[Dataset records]
-.-.-

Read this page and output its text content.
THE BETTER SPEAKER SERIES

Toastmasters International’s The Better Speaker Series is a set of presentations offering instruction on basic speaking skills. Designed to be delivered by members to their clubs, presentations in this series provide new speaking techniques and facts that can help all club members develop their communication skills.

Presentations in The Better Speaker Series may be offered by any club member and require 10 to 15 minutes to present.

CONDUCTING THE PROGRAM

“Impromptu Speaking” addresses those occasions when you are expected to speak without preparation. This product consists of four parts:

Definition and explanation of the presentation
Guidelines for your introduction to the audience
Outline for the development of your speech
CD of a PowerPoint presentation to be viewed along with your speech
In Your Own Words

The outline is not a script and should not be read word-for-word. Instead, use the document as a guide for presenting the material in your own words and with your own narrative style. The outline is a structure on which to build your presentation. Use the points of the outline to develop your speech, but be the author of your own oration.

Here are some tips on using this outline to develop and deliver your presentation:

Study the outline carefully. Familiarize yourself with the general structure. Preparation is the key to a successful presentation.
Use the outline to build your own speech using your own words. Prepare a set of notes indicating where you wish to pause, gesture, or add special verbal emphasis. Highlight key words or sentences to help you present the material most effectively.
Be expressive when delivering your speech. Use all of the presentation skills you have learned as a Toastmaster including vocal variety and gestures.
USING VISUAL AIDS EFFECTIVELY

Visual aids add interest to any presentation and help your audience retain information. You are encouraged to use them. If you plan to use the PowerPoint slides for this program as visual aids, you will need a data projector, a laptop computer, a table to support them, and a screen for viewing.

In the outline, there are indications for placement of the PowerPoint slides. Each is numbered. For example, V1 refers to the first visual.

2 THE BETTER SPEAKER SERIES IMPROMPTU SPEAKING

-.-.-

* **What the exercise asks**
Of the lines above, copy each that contains "when".

* **Written response**
“Impromptu Speaking” addresses those occasions when you are expected to speak without preparation. This product consists of four parts:
Be expressive when delivering your speech. Use all of the presentation skills you have learned as a Toastmaster including vocal variety and gestures.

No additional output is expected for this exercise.